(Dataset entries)
────────────────────────────────────────
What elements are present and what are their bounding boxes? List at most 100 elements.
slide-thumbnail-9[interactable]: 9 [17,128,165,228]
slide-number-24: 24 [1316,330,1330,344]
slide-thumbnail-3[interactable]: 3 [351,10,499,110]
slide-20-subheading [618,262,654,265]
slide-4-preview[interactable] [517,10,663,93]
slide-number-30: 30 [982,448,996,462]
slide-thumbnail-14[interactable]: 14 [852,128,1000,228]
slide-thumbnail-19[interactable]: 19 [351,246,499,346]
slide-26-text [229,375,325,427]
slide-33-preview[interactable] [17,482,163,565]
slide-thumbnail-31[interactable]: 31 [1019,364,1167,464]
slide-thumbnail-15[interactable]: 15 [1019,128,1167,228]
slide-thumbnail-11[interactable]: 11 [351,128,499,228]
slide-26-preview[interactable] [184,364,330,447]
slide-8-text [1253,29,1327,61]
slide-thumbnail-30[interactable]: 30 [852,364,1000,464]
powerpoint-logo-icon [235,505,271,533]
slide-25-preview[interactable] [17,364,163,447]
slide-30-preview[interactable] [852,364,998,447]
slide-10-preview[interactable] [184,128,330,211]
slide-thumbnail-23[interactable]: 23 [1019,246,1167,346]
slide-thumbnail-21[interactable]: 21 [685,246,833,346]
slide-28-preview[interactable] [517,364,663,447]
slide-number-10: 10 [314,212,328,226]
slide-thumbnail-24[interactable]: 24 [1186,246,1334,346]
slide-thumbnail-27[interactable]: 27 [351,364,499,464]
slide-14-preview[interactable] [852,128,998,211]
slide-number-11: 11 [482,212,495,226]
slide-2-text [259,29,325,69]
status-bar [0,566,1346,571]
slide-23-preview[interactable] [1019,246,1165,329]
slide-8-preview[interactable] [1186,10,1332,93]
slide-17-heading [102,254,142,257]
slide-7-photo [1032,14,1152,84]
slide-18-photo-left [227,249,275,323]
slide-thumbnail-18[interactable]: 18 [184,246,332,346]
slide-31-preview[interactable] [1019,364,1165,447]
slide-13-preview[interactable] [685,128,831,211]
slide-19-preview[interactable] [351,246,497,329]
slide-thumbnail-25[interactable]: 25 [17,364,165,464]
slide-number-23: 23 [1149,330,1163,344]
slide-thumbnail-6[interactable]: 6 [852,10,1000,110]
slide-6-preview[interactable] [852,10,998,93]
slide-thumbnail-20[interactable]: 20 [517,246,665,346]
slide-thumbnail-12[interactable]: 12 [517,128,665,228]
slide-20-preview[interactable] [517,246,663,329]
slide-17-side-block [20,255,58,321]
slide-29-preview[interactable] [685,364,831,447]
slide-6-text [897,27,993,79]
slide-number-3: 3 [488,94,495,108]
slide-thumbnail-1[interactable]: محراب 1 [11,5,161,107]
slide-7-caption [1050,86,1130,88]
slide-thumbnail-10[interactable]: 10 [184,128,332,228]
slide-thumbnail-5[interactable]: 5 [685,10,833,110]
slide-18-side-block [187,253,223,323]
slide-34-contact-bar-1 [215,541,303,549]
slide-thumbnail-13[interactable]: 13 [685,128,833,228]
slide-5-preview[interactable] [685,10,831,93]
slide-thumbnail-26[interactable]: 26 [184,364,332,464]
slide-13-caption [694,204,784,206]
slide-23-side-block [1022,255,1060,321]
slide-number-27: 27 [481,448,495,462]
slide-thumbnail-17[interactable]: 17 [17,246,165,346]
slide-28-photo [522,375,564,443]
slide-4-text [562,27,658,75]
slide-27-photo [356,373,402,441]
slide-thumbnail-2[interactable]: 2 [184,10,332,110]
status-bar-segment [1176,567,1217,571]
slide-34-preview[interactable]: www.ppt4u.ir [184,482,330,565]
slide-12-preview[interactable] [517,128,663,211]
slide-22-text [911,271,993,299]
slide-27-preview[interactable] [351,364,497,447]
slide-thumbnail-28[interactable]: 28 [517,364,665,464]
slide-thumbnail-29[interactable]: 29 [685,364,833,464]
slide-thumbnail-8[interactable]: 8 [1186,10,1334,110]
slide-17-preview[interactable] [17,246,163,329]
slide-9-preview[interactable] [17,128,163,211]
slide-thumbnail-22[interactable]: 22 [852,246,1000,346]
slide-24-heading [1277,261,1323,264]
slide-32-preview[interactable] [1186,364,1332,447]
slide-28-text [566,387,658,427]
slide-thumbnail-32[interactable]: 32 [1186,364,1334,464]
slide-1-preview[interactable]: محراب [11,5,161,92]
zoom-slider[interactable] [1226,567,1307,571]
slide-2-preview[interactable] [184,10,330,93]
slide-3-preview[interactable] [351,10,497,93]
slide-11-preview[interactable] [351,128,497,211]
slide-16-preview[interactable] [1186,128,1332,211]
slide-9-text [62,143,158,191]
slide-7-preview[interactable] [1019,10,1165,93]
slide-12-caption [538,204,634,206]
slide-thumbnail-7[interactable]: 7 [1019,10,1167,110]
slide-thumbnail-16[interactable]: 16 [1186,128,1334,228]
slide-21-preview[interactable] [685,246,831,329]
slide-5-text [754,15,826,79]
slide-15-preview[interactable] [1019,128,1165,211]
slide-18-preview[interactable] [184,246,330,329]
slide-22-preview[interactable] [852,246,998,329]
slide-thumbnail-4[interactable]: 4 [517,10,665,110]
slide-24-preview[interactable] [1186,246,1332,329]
────────────────────────────────────────
Show each line of the records above that contains the word "محراب".

▸ **Output of the task**:
slide-thumbnail-1[interactable]: محراب 1 [11,5,161,107]
slide-1-preview[interactable]: محراب [11,5,161,92]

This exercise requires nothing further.